══ Listing

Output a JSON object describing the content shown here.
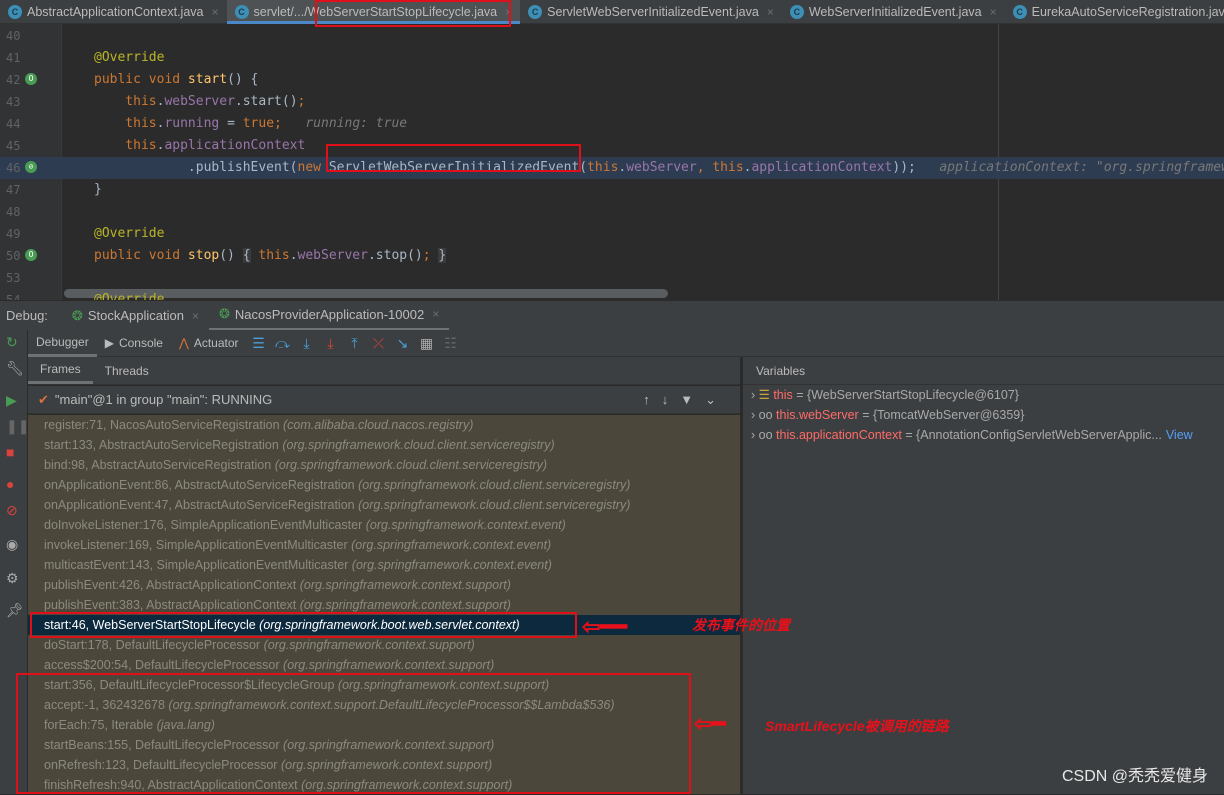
{
  "tabs": [
    {
      "label": "AbstractApplicationContext.java",
      "active": false
    },
    {
      "label": "servlet/.../WebServerStartStopLifecycle.java",
      "active": true
    },
    {
      "label": "ServletWebServerInitializedEvent.java",
      "active": false
    },
    {
      "label": "WebServerInitializedEvent.java",
      "active": false
    },
    {
      "label": "EurekaAutoServiceRegistration.java",
      "active": false
    }
  ],
  "code": [
    {
      "n": "40",
      "t": []
    },
    {
      "n": "41",
      "t": [
        [
          "@Override",
          "ann"
        ]
      ]
    },
    {
      "n": "42",
      "icon": "override-icon",
      "t": [
        [
          "public void ",
          "kw"
        ],
        [
          "start",
          "fn"
        ],
        [
          "() {",
          "txt"
        ]
      ]
    },
    {
      "n": "43",
      "t": [
        [
          "    this",
          "kw"
        ],
        [
          ".",
          "txt"
        ],
        [
          "webServer",
          "fld"
        ],
        [
          ".start()",
          "txt"
        ],
        [
          ";",
          "kw"
        ]
      ]
    },
    {
      "n": "44",
      "t": [
        [
          "    this",
          "kw"
        ],
        [
          ".",
          "txt"
        ],
        [
          "running",
          "fld"
        ],
        [
          " = ",
          "txt"
        ],
        [
          "true;",
          "kw"
        ],
        [
          "   running: true",
          "hint"
        ]
      ]
    },
    {
      "n": "45",
      "t": [
        [
          "    this",
          "kw"
        ],
        [
          ".",
          "txt"
        ],
        [
          "applicationContext",
          "fld"
        ]
      ]
    },
    {
      "n": "46",
      "icon": "breakpoint-icon",
      "hl": true,
      "t": [
        [
          "            .publishEvent(",
          "txt"
        ],
        [
          "new ",
          "kw"
        ],
        [
          "ServletWebServerInitializedEvent",
          "txt"
        ],
        [
          "(",
          "txt"
        ],
        [
          "this",
          "kw"
        ],
        [
          ".",
          "txt"
        ],
        [
          "webServer",
          "fld"
        ],
        [
          ", ",
          "kw"
        ],
        [
          "this",
          "kw"
        ],
        [
          ".",
          "txt"
        ],
        [
          "applicationContext",
          "fld"
        ],
        [
          "));",
          "txt"
        ],
        [
          "   applicationContext: \"org.springframework",
          "hint"
        ]
      ]
    },
    {
      "n": "47",
      "t": [
        [
          "}",
          "txt"
        ]
      ]
    },
    {
      "n": "48",
      "t": []
    },
    {
      "n": "49",
      "t": [
        [
          "@Override",
          "ann"
        ]
      ]
    },
    {
      "n": "50",
      "icon": "override-icon",
      "t": [
        [
          "public void ",
          "kw"
        ],
        [
          "stop",
          "fn"
        ],
        [
          "() ",
          "txt"
        ],
        [
          "{",
          "brace"
        ],
        [
          " this",
          "kw"
        ],
        [
          ".",
          "txt"
        ],
        [
          "webServer",
          "fld"
        ],
        [
          ".stop()",
          "txt"
        ],
        [
          ";",
          "kw"
        ],
        [
          " ",
          "txt"
        ],
        [
          "}",
          "brace"
        ]
      ]
    },
    {
      "n": "53",
      "t": []
    },
    {
      "n": "54",
      "t": [
        [
          "@Override",
          "ann"
        ]
      ]
    }
  ],
  "debug": {
    "label": "Debug:",
    "sessions": [
      {
        "label": "StockApplication",
        "active": false
      },
      {
        "label": "NacosProviderApplication-10002",
        "active": true
      }
    ]
  },
  "toolbar": {
    "debugger": "Debugger",
    "console": "Console",
    "actuator": "Actuator"
  },
  "subtabs": {
    "frames": "Frames",
    "threads": "Threads"
  },
  "thread": "\"main\"@1 in group \"main\": RUNNING",
  "frames": [
    {
      "m": "register:71, NacosAutoServiceRegistration",
      "p": "(com.alibaba.cloud.nacos.registry)"
    },
    {
      "m": "start:133, AbstractAutoServiceRegistration",
      "p": "(org.springframework.cloud.client.serviceregistry)"
    },
    {
      "m": "bind:98, AbstractAutoServiceRegistration",
      "p": "(org.springframework.cloud.client.serviceregistry)"
    },
    {
      "m": "onApplicationEvent:86, AbstractAutoServiceRegistration",
      "p": "(org.springframework.cloud.client.serviceregistry)"
    },
    {
      "m": "onApplicationEvent:47, AbstractAutoServiceRegistration",
      "p": "(org.springframework.cloud.client.serviceregistry)"
    },
    {
      "m": "doInvokeListener:176, SimpleApplicationEventMulticaster",
      "p": "(org.springframework.context.event)"
    },
    {
      "m": "invokeListener:169, SimpleApplicationEventMulticaster",
      "p": "(org.springframework.context.event)"
    },
    {
      "m": "multicastEvent:143, SimpleApplicationEventMulticaster",
      "p": "(org.springframework.context.event)"
    },
    {
      "m": "publishEvent:426, AbstractApplicationContext",
      "p": "(org.springframework.context.support)"
    },
    {
      "m": "publishEvent:383, AbstractApplicationContext",
      "p": "(org.springframework.context.support)"
    },
    {
      "m": "start:46, WebServerStartStopLifecycle",
      "p": "(org.springframework.boot.web.servlet.context)",
      "sel": true
    },
    {
      "m": "doStart:178, DefaultLifecycleProcessor",
      "p": "(org.springframework.context.support)"
    },
    {
      "m": "access$200:54, DefaultLifecycleProcessor",
      "p": "(org.springframework.context.support)"
    },
    {
      "m": "start:356, DefaultLifecycleProcessor$LifecycleGroup",
      "p": "(org.springframework.context.support)"
    },
    {
      "m": "accept:-1, 362432678",
      "p": "(org.springframework.context.support.DefaultLifecycleProcessor$$Lambda$536)"
    },
    {
      "m": "forEach:75, Iterable",
      "p": "(java.lang)"
    },
    {
      "m": "startBeans:155, DefaultLifecycleProcessor",
      "p": "(org.springframework.context.support)"
    },
    {
      "m": "onRefresh:123, DefaultLifecycleProcessor",
      "p": "(org.springframework.context.support)"
    },
    {
      "m": "finishRefresh:940, AbstractApplicationContext",
      "p": "(org.springframework.context.support)"
    }
  ],
  "variables": {
    "title": "Variables",
    "items": [
      {
        "icon": "field-icon",
        "name": "this",
        "value": " = {WebServerStartStopLifecycle@6107}"
      },
      {
        "icon": "watch-icon",
        "name": "this.webServer",
        "value": " = {TomcatWebServer@6359}"
      },
      {
        "icon": "watch-icon",
        "name": "this.applicationContext",
        "value": " = {AnnotationConfigServletWebServerApplic...",
        "link": "View"
      }
    ]
  },
  "annotations": {
    "publish": "发布事件的位置",
    "chain": "SmartLifecycle被调用的链路"
  },
  "watermark": "CSDN @秃秃爱健身",
  "colors": {
    "accent": "#4a88c7",
    "annotation": "#e0101a",
    "selected_frame": "#0d293e"
  }
}
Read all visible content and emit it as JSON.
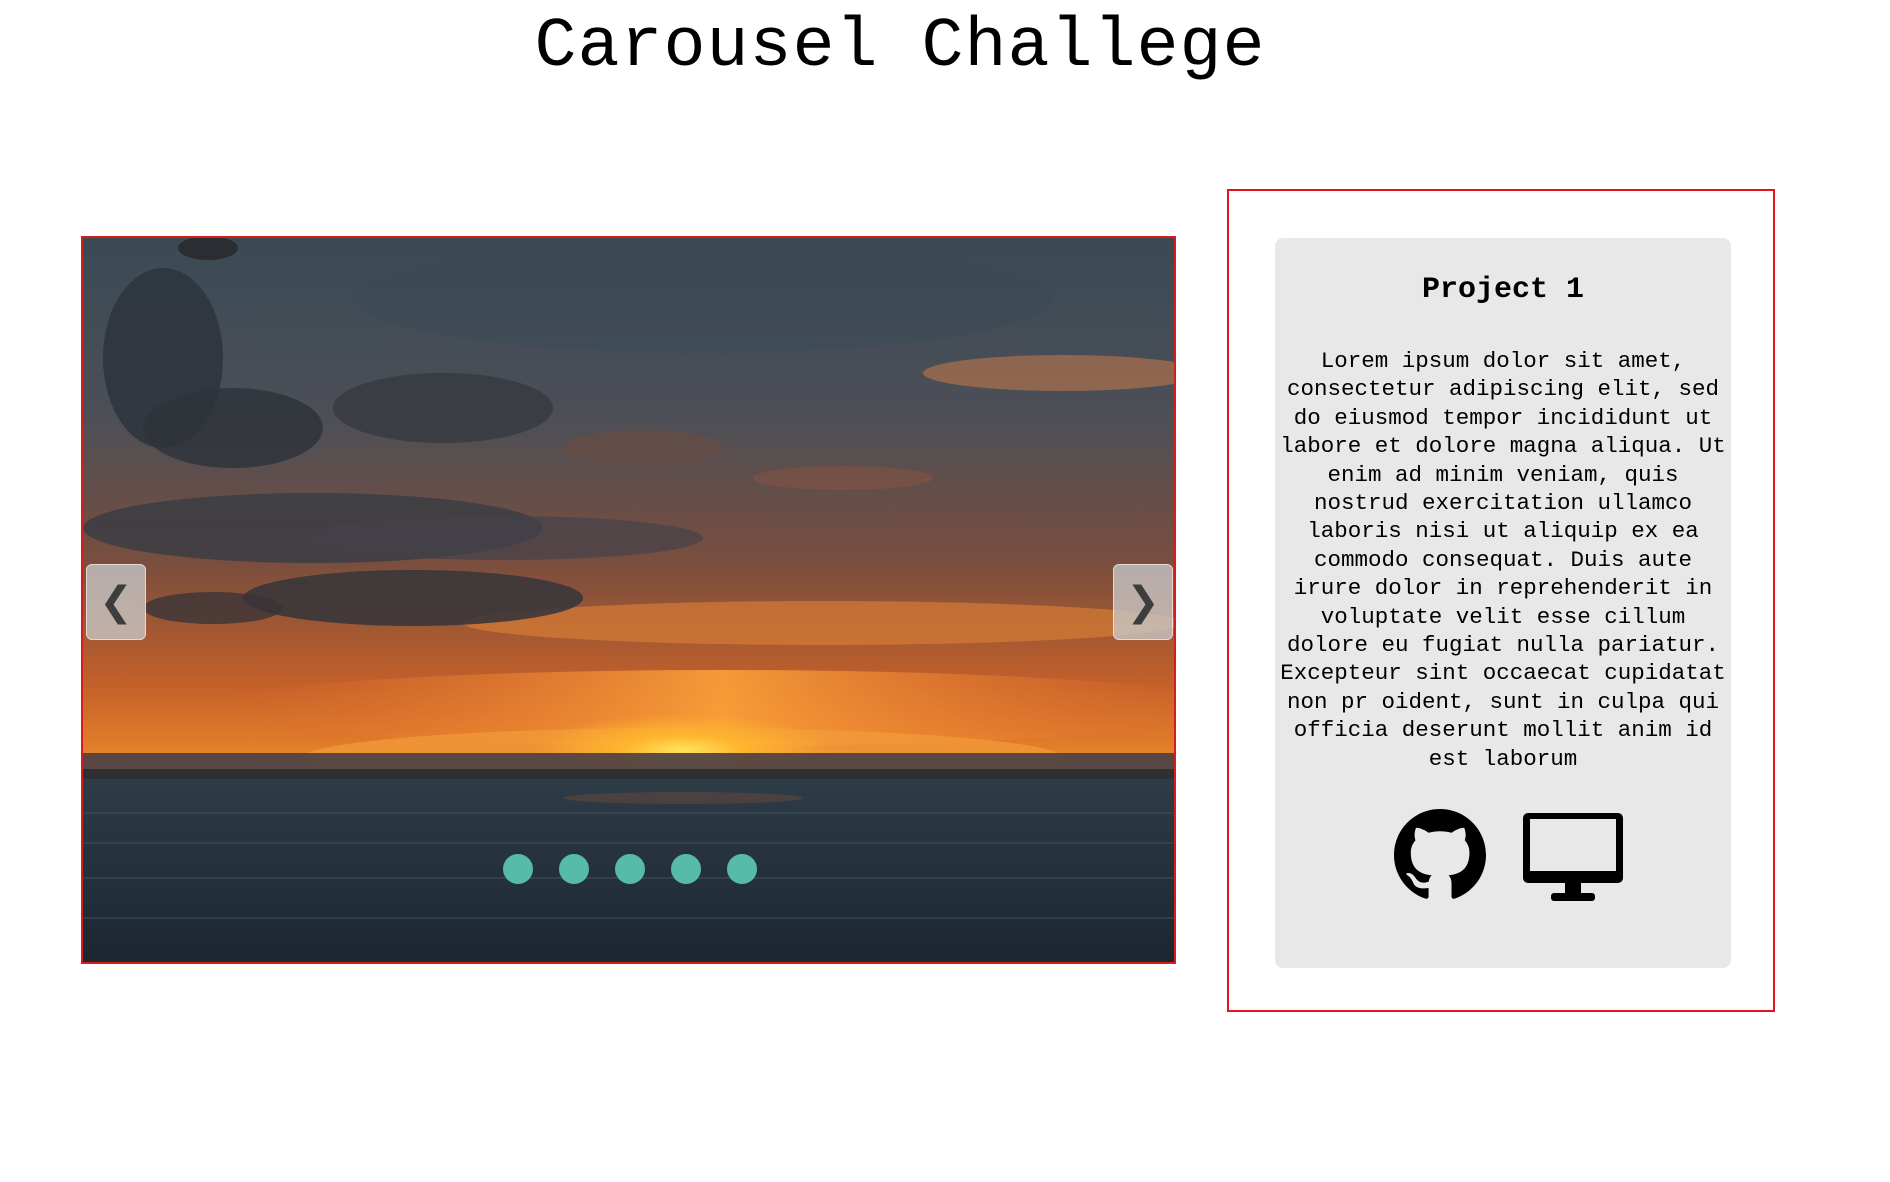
{
  "page": {
    "title": "Carousel Challege"
  },
  "carousel": {
    "prev_icon": "chevron-left-icon",
    "prev_glyph": "❮",
    "next_icon": "chevron-right-icon",
    "next_glyph": "❯",
    "slide_image": "sunset-over-ocean",
    "dot_count": 5,
    "dot_color": "#56bba8",
    "border_color": "#d81b1b"
  },
  "project": {
    "title": "Project 1",
    "description": "Lorem ipsum dolor sit amet, consectetur adipiscing elit, sed do eiusmod tempor incididunt ut labore et dolore magna aliqua. Ut enim ad minim veniam, quis nostrud exercitation ullamco laboris nisi ut aliquip ex ea commodo consequat. Duis aute irure dolor in reprehenderit in voluptate velit esse cillum dolore eu fugiat nulla pariatur. Excepteur sint occaecat cupidatat non pr oident, sunt in culpa qui officia deserunt mollit anim id est laborum",
    "links": [
      {
        "icon": "github-icon"
      },
      {
        "icon": "desktop-icon"
      }
    ],
    "card_background": "#e8e8e8",
    "frame_border_color": "#e0151f"
  }
}
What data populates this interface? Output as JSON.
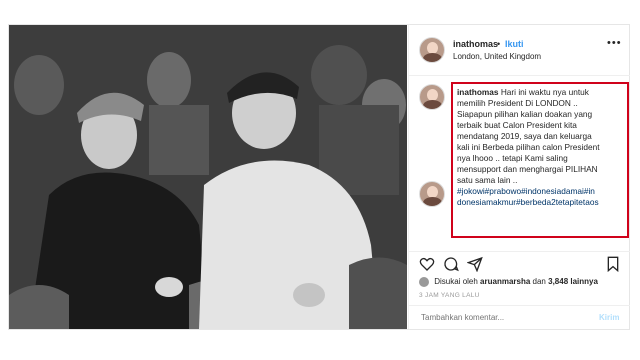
{
  "post": {
    "username": "inathomas",
    "separator": "•",
    "follow_label": "Ikuti",
    "location": "London, United Kingdom",
    "more_label": "•••"
  },
  "caption": {
    "username": "inathomas",
    "lines": [
      "Hari ini waktu nya untuk",
      "memilih President Di LONDON ..",
      "Siapapun pilihan kalian doakan yang",
      "terbaik buat Calon President kita",
      "mendatang 2019, saya dan keluarga",
      "kali ini Berbeda pilihan calon President",
      "nya lhooo .. tetapi Kami saling",
      "mensupport dan menghargai PILIHAN",
      "satu sama lain ..",
      "#jokowi#prabowo#indonesiadamai#in",
      "donesiamakmur#berbeda2tetapitetaos"
    ]
  },
  "likes": {
    "prefix": "Disukai oleh",
    "user": "aruanmarsha",
    "connector": "dan",
    "count": "3,848 lainnya"
  },
  "timestamp": "3 JAM YANG LALU",
  "comment_input": {
    "placeholder": "Tambahkan komentar..."
  },
  "post_button": "Kirim",
  "icons": {
    "like": "heart-icon",
    "comment": "comment-icon",
    "share": "share-icon",
    "save": "bookmark-icon"
  },
  "colors": {
    "link_blue": "#3897f0",
    "highlight_red": "#d0021b",
    "text": "#262626"
  }
}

════

[Stated goal] Go over the records above and tally the lines with the word "title" in them. Give the number alone.

[Written response] 3